Top of INFORMATION SUPPLIED

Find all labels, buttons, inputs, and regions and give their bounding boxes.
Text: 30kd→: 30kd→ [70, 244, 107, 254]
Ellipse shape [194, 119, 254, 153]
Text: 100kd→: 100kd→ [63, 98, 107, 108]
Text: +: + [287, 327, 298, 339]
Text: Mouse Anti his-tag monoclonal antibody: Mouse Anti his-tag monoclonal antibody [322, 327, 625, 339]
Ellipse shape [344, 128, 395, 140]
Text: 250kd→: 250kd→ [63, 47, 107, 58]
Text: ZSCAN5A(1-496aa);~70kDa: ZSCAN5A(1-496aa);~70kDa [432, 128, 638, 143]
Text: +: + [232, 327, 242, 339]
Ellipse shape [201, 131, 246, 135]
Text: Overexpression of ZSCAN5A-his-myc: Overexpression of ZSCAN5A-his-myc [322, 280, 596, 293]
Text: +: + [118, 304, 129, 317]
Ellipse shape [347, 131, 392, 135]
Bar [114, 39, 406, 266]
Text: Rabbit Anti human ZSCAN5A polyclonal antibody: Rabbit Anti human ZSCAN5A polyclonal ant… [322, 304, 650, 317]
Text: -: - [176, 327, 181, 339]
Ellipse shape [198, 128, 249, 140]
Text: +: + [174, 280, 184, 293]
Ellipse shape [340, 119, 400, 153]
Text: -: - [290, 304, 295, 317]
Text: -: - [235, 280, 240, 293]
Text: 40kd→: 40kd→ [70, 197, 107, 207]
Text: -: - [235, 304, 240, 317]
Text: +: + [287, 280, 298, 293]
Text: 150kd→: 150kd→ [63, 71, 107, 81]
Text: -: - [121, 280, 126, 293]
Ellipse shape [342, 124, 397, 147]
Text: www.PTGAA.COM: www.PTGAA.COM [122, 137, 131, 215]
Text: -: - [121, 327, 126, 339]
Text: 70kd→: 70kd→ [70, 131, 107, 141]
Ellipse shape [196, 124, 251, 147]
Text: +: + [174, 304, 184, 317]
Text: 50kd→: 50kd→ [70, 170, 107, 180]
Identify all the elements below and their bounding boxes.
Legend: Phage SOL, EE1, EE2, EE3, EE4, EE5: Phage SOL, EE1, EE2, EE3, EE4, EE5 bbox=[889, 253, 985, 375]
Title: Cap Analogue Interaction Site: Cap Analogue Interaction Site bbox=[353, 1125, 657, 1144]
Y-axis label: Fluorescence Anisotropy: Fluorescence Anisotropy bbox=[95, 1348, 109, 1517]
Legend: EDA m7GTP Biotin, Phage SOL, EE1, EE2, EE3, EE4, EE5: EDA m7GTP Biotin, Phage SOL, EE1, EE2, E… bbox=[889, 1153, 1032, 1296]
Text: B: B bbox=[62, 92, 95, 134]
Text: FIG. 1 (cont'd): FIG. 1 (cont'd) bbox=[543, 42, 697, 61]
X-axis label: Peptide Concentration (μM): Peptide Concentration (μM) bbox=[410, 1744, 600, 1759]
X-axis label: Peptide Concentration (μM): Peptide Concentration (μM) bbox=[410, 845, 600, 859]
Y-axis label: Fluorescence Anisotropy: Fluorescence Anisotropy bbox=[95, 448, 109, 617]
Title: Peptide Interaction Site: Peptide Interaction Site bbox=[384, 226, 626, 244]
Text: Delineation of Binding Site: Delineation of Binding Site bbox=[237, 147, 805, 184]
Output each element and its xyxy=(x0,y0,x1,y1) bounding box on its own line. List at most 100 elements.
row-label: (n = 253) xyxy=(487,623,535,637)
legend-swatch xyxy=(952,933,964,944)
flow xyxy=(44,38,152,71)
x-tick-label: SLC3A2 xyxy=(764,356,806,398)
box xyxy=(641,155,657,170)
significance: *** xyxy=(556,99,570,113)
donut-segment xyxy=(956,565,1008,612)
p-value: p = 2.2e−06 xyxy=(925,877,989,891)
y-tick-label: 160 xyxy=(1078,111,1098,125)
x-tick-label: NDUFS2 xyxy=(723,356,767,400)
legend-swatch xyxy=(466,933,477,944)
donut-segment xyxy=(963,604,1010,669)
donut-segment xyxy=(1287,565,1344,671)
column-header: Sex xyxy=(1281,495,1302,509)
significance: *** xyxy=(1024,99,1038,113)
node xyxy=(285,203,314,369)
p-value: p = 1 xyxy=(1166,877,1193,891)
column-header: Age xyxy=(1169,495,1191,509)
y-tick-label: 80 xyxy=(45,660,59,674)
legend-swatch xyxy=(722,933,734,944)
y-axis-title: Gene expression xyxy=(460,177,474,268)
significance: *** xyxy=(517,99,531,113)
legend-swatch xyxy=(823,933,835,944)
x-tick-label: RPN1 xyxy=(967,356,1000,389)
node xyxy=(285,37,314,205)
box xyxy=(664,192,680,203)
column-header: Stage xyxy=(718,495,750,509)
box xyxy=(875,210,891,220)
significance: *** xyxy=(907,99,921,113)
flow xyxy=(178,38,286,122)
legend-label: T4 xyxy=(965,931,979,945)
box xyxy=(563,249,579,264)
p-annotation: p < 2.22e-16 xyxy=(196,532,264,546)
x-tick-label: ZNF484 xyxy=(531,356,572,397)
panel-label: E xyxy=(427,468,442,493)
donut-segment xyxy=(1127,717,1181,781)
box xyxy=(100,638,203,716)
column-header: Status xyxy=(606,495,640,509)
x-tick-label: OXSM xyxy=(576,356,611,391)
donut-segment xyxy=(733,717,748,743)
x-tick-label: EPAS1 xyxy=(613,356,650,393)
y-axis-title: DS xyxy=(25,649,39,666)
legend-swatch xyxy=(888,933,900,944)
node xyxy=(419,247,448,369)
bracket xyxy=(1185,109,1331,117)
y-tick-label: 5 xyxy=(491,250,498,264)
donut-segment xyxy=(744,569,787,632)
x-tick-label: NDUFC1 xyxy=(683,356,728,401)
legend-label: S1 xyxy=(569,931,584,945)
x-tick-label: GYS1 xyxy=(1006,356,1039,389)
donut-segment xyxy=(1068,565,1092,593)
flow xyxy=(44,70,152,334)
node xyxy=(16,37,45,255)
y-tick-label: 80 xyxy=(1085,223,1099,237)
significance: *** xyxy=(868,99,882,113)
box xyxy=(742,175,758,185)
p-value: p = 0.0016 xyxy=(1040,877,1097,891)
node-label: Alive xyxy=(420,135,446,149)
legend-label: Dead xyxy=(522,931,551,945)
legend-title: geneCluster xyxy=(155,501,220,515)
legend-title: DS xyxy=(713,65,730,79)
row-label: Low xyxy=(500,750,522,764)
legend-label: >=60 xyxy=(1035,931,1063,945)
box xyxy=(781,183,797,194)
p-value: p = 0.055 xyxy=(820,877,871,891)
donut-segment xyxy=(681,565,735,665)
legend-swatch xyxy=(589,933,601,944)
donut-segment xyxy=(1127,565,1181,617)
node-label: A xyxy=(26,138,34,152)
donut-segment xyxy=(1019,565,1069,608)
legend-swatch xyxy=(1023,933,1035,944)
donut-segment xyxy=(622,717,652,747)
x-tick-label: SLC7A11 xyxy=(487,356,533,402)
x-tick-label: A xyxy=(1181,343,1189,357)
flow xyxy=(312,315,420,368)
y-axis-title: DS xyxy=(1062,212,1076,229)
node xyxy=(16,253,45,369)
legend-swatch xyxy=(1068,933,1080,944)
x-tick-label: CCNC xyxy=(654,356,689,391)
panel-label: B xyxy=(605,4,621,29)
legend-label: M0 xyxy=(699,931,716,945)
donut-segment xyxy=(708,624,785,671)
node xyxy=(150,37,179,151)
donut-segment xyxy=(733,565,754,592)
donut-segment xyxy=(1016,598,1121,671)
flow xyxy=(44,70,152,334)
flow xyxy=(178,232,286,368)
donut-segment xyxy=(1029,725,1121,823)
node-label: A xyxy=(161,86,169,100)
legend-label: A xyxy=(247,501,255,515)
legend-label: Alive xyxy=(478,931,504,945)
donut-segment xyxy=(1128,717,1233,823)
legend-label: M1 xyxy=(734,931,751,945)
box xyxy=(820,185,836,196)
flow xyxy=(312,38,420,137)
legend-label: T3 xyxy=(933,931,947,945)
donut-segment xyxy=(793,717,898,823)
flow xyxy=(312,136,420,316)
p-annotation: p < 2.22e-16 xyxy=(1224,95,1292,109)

Bottom of INFORMATION SUPPLIED

WHAT TO WORK ON:
The answer should consist of every line above in which "Ellipse" appears.

THE ANSWER:
Ellipse shape [194, 119, 254, 153]
Ellipse shape [344, 128, 395, 140]
Ellipse shape [201, 131, 246, 135]
Ellipse shape [347, 131, 392, 135]
Ellipse shape [198, 128, 249, 140]
Ellipse shape [340, 119, 400, 153]
Ellipse shape [342, 124, 397, 147]
Ellipse shape [196, 124, 251, 147]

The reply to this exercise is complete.